> _Data excerpts_:
# # # #

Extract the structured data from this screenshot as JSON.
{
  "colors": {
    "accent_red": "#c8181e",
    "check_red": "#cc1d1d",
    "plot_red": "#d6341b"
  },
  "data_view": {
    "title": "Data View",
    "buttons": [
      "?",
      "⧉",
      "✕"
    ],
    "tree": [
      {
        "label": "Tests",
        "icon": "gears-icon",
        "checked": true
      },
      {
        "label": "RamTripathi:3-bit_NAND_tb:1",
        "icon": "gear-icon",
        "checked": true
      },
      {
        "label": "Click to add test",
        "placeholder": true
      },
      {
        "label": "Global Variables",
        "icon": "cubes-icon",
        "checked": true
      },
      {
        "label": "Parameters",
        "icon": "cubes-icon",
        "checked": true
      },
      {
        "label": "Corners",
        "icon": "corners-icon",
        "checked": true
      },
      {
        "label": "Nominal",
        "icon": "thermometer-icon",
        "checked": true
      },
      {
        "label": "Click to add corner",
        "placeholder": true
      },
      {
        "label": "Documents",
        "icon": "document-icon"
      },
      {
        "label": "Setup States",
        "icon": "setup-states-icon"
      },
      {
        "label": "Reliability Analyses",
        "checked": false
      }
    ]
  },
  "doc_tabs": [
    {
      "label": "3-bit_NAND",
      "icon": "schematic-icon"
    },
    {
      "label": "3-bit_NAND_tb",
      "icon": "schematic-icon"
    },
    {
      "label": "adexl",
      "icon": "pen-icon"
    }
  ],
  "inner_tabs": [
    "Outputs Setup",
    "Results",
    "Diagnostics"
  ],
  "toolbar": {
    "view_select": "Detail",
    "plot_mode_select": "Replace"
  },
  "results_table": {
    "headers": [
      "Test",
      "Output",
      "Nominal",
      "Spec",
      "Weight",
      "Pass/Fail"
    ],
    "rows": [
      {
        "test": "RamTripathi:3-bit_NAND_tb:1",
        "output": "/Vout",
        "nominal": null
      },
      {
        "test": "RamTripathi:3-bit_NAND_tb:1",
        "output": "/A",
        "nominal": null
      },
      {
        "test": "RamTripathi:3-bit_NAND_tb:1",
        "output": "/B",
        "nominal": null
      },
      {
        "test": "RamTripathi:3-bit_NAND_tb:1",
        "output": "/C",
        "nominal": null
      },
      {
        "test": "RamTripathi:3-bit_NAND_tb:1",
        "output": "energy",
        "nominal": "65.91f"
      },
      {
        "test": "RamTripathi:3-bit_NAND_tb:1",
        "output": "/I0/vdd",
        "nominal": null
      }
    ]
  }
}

# # # #

> _Exercise_: Reproduce each record exactly, leaving nothing out.

> _Task output_:
Extract the structured data from this screenshot as JSON.
{
  "colors": {
    "accent_red": "#c8181e",
    "check_red": "#cc1d1d",
    "plot_red": "#d6341b"
  },
  "data_view": {
    "title": "Data View",
    "buttons": [
      "?",
      "⧉",
      "✕"
    ],
    "tree": [
      {
        "label": "Tests",
        "icon": "gears-icon",
        "checked": true
      },
      {
        "label": "RamTripathi:3-bit_NAND_tb:1",
        "icon": "gear-icon",
        "checked": true
      },
      {
        "label": "Click to add test",
        "placeholder": true
      },
      {
        "label": "Global Variables",
        "icon": "cubes-icon",
        "checked": true
      },
      {
        "label": "Parameters",
        "icon": "cubes-icon",
        "checked": true
      },
      {
        "label": "Corners",
        "icon": "corners-icon",
        "checked": true
      },
      {
        "label": "Nominal",
        "icon": "thermometer-icon",
        "checked": true
      },
      {
        "label": "Click to add corner",
        "placeholder": true
      },
      {
        "label": "Documents",
        "icon": "document-icon"
      },
      {
        "label": "Setup States",
        "icon": "setup-states-icon"
      },
      {
        "label": "Reliability Analyses",
        "checked": false
      }
    ]
  },
  "doc_tabs": [
    {
      "label": "3-bit_NAND",
      "icon": "schematic-icon"
    },
    {
      "label": "3-bit_NAND_tb",
      "icon": "schematic-icon"
    },
    {
      "label": "adexl",
      "icon": "pen-icon"
    }
  ],
  "inner_tabs": [
    "Outputs Setup",
    "Results",
    "Diagnostics"
  ],
  "toolbar": {
    "view_select": "Detail",
    "plot_mode_select": "Replace"
  },
  "results_table": {
    "headers": [
      "Test",
      "Output",
      "Nominal",
      "Spec",
      "Weight",
      "Pass/Fail"
    ],
    "rows": [
      {
        "test": "RamTripathi:3-bit_NAND_tb:1",
        "output": "/Vout",
        "nominal": null
      },
      {
        "test": "RamTripathi:3-bit_NAND_tb:1",
        "output": "/A",
        "nominal": null
      },
      {
        "test": "RamTripathi:3-bit_NAND_tb:1",
        "output": "/B",
        "nominal": null
      },
      {
        "test": "RamTripathi:3-bit_NAND_tb:1",
        "output": "/C",
        "nominal": null
      },
      {
        "test": "RamTripathi:3-bit_NAND_tb:1",
        "output": "energy",
        "nominal": "65.91f"
      },
      {
        "test": "RamTripathi:3-bit_NAND_tb:1",
        "output": "/I0/vdd",
        "nominal": null
      }
    ]
  }
}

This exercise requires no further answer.